*What is required*: Transcribe each record exactly. Include every one.

Dataset rows

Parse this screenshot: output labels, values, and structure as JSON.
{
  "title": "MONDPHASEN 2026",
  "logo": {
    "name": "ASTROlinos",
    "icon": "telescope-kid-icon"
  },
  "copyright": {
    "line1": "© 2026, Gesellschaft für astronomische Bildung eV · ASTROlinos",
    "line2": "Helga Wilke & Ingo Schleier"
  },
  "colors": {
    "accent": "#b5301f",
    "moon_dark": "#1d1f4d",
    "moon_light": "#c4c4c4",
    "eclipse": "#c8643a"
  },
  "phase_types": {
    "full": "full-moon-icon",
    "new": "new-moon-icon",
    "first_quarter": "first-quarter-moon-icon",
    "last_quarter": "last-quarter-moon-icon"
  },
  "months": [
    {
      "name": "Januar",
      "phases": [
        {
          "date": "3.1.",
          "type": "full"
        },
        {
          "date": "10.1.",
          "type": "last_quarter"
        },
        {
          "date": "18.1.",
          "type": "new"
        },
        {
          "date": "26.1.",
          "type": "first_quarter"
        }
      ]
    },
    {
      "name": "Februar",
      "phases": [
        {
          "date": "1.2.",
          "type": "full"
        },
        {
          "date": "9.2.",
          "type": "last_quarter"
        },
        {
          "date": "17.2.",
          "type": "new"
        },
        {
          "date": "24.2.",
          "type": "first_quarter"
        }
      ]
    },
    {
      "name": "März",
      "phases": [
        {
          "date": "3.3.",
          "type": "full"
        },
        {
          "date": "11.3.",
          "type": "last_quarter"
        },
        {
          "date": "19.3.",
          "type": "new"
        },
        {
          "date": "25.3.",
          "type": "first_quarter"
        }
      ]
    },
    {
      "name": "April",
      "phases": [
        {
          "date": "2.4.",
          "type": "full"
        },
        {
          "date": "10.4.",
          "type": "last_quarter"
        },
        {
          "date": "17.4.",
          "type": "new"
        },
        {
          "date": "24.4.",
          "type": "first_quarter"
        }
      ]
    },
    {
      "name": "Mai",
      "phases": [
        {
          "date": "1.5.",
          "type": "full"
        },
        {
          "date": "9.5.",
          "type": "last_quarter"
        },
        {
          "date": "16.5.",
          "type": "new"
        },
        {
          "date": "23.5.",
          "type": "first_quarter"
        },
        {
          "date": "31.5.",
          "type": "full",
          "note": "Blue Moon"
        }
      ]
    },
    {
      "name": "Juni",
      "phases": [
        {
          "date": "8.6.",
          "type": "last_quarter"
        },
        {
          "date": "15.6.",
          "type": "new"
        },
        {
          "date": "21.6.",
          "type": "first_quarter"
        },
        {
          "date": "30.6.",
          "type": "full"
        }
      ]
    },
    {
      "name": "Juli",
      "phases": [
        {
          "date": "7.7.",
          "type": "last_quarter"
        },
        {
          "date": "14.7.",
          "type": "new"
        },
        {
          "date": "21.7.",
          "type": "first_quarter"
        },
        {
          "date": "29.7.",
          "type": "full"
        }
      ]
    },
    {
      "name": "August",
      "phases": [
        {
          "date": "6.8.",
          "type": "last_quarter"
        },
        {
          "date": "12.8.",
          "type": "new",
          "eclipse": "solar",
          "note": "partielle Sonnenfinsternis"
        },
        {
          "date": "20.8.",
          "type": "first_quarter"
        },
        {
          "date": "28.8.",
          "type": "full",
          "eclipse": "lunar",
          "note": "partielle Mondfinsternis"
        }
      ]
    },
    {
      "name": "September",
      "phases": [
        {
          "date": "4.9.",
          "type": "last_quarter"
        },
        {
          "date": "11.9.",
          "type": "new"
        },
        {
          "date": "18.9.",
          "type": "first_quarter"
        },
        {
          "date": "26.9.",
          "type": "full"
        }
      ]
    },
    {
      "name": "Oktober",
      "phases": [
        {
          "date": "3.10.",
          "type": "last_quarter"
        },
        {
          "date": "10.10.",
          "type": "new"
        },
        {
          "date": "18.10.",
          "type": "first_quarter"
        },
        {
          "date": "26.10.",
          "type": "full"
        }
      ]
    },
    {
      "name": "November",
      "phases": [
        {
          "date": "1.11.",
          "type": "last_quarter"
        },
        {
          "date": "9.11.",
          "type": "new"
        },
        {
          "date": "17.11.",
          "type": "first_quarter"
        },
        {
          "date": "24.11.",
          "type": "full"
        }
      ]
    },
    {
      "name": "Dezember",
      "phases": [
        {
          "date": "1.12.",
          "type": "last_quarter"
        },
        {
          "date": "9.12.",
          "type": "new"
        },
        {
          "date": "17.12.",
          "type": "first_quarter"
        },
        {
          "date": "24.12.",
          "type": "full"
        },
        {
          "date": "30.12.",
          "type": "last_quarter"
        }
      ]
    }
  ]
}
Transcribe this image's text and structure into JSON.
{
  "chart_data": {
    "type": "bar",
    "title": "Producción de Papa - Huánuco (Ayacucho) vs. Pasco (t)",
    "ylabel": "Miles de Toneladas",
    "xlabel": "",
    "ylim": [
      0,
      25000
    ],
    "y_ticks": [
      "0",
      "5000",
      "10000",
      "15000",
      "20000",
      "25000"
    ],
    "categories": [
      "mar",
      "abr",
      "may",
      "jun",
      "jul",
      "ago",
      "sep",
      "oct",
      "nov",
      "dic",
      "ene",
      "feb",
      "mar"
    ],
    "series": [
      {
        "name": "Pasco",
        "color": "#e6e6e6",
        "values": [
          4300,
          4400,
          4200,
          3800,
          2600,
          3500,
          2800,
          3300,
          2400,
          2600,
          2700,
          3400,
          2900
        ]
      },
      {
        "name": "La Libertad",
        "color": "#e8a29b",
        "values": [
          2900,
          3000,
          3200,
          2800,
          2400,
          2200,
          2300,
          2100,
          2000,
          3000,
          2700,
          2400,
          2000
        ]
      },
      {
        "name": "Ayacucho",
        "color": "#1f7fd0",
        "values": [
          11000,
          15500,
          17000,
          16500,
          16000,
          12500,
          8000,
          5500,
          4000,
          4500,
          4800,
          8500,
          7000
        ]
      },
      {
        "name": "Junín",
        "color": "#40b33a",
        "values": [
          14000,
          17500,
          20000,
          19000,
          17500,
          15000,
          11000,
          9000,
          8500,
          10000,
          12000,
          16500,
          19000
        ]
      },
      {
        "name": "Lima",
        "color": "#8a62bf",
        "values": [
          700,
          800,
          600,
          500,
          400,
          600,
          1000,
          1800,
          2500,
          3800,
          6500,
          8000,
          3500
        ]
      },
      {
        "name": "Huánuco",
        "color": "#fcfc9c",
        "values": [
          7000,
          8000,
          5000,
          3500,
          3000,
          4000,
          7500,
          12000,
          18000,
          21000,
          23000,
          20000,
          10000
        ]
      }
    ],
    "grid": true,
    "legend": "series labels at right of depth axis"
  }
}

*Completed exercise*:
Parse this screenshot: output labels, values, and structure as JSON.
{
  "title": "MONDPHASEN 2026",
  "logo": {
    "name": "ASTROlinos",
    "icon": "telescope-kid-icon"
  },
  "copyright": {
    "line1": "© 2026, Gesellschaft für astronomische Bildung eV · ASTROlinos",
    "line2": "Helga Wilke & Ingo Schleier"
  },
  "colors": {
    "accent": "#b5301f",
    "moon_dark": "#1d1f4d",
    "moon_light": "#c4c4c4",
    "eclipse": "#c8643a"
  },
  "phase_types": {
    "full": "full-moon-icon",
    "new": "new-moon-icon",
    "first_quarter": "first-quarter-moon-icon",
    "last_quarter": "last-quarter-moon-icon"
  },
  "months": [
    {
      "name": "Januar",
      "phases": [
        {
          "date": "3.1.",
          "type": "full"
        },
        {
          "date": "10.1.",
          "type": "last_quarter"
        },
        {
          "date": "18.1.",
          "type": "new"
        },
        {
          "date": "26.1.",
          "type": "first_quarter"
        }
      ]
    },
    {
      "name": "Februar",
      "phases": [
        {
          "date": "1.2.",
          "type": "full"
        },
        {
          "date": "9.2.",
          "type": "last_quarter"
        },
        {
          "date": "17.2.",
          "type": "new"
        },
        {
          "date": "24.2.",
          "type": "first_quarter"
        }
      ]
    },
    {
      "name": "März",
      "phases": [
        {
          "date": "3.3.",
          "type": "full"
        },
        {
          "date": "11.3.",
          "type": "last_quarter"
        },
        {
          "date": "19.3.",
          "type": "new"
        },
        {
          "date": "25.3.",
          "type": "first_quarter"
        }
      ]
    },
    {
      "name": "April",
      "phases": [
        {
          "date": "2.4.",
          "type": "full"
        },
        {
          "date": "10.4.",
          "type": "last_quarter"
        },
        {
          "date": "17.4.",
          "type": "new"
        },
        {
          "date": "24.4.",
          "type": "first_quarter"
        }
      ]
    },
    {
      "name": "Mai",
      "phases": [
        {
          "date": "1.5.",
          "type": "full"
        },
        {
          "date": "9.5.",
          "type": "last_quarter"
        },
        {
          "date": "16.5.",
          "type": "new"
        },
        {
          "date": "23.5.",
          "type": "first_quarter"
        },
        {
          "date": "31.5.",
          "type": "full",
          "note": "Blue Moon"
        }
      ]
    },
    {
      "name": "Juni",
      "phases": [
        {
          "date": "8.6.",
          "type": "last_quarter"
        },
        {
          "date": "15.6.",
          "type": "new"
        },
        {
          "date": "21.6.",
          "type": "first_quarter"
        },
        {
          "date": "30.6.",
          "type": "full"
        }
      ]
    },
    {
      "name": "Juli",
      "phases": [
        {
          "date": "7.7.",
          "type": "last_quarter"
        },
        {
          "date": "14.7.",
          "type": "new"
        },
        {
          "date": "21.7.",
          "type": "first_quarter"
        },
        {
          "date": "29.7.",
          "type": "full"
        }
      ]
    },
    {
      "name": "August",
      "phases": [
        {
          "date": "6.8.",
          "type": "last_quarter"
        },
        {
          "date": "12.8.",
          "type": "new",
          "eclipse": "solar",
          "note": "partielle Sonnenfinsternis"
        },
        {
          "date": "20.8.",
          "type": "first_quarter"
        },
        {
          "date": "28.8.",
          "type": "full",
          "eclipse": "lunar",
          "note": "partielle Mondfinsternis"
        }
      ]
    },
    {
      "name": "September",
      "phases": [
        {
          "date": "4.9.",
          "type": "last_quarter"
        },
        {
          "date": "11.9.",
          "type": "new"
        },
        {
          "date": "18.9.",
          "type": "first_quarter"
        },
        {
          "date": "26.9.",
          "type": "full"
        }
      ]
    },
    {
      "name": "Oktober",
      "phases": [
        {
          "date": "3.10.",
          "type": "last_quarter"
        },
        {
          "date": "10.10.",
          "type": "new"
        },
        {
          "date": "18.10.",
          "type": "first_quarter"
        },
        {
          "date": "26.10.",
          "type": "full"
        }
      ]
    },
    {
      "name": "November",
      "phases": [
        {
          "date": "1.11.",
          "type": "last_quarter"
        },
        {
          "date": "9.11.",
          "type": "new"
        },
        {
          "date": "17.11.",
          "type": "first_quarter"
        },
        {
          "date": "24.11.",
          "type": "full"
        }
      ]
    },
    {
      "name": "Dezember",
      "phases": [
        {
          "date": "1.12.",
          "type": "last_quarter"
        },
        {
          "date": "9.12.",
          "type": "new"
        },
        {
          "date": "17.12.",
          "type": "first_quarter"
        },
        {
          "date": "24.12.",
          "type": "full"
        },
        {
          "date": "30.12.",
          "type": "last_quarter"
        }
      ]
    }
  ]
}
Transcribe this image's text and structure into JSON.
{
  "chart_data": {
    "type": "bar",
    "title": "Producción de Papa - Huánuco (Ayacucho) vs. Pasco (t)",
    "ylabel": "Miles de Toneladas",
    "xlabel": "",
    "ylim": [
      0,
      25000
    ],
    "y_ticks": [
      "0",
      "5000",
      "10000",
      "15000",
      "20000",
      "25000"
    ],
    "categories": [
      "mar",
      "abr",
      "may",
      "jun",
      "jul",
      "ago",
      "sep",
      "oct",
      "nov",
      "dic",
      "ene",
      "feb",
      "mar"
    ],
    "series": [
      {
        "name": "Pasco",
        "color": "#e6e6e6",
        "values": [
          4300,
          4400,
          4200,
          3800,
          2600,
          3500,
          2800,
          3300,
          2400,
          2600,
          2700,
          3400,
          2900
        ]
      },
      {
        "name": "La Libertad",
        "color": "#e8a29b",
        "values": [
          2900,
          3000,
          3200,
          2800,
          2400,
          2200,
          2300,
          2100,
          2000,
          3000,
          2700,
          2400,
          2000
        ]
      },
      {
        "name": "Ayacucho",
        "color": "#1f7fd0",
        "values": [
          11000,
          15500,
          17000,
          16500,
          16000,
          12500,
          8000,
          5500,
          4000,
          4500,
          4800,
          8500,
          7000
        ]
      },
      {
        "name": "Junín",
        "color": "#40b33a",
        "values": [
          14000,
          17500,
          20000,
          19000,
          17500,
          15000,
          11000,
          9000,
          8500,
          10000,
          12000,
          16500,
          19000
        ]
      },
      {
        "name": "Lima",
        "color": "#8a62bf",
        "values": [
          700,
          800,
          600,
          500,
          400,
          600,
          1000,
          1800,
          2500,
          3800,
          6500,
          8000,
          3500
        ]
      },
      {
        "name": "Huánuco",
        "color": "#fcfc9c",
        "values": [
          7000,
          8000,
          5000,
          3500,
          3000,
          4000,
          7500,
          12000,
          18000,
          21000,
          23000,
          20000,
          10000
        ]
      }
    ],
    "grid": true,
    "legend": "series labels at right of depth axis"
  }
}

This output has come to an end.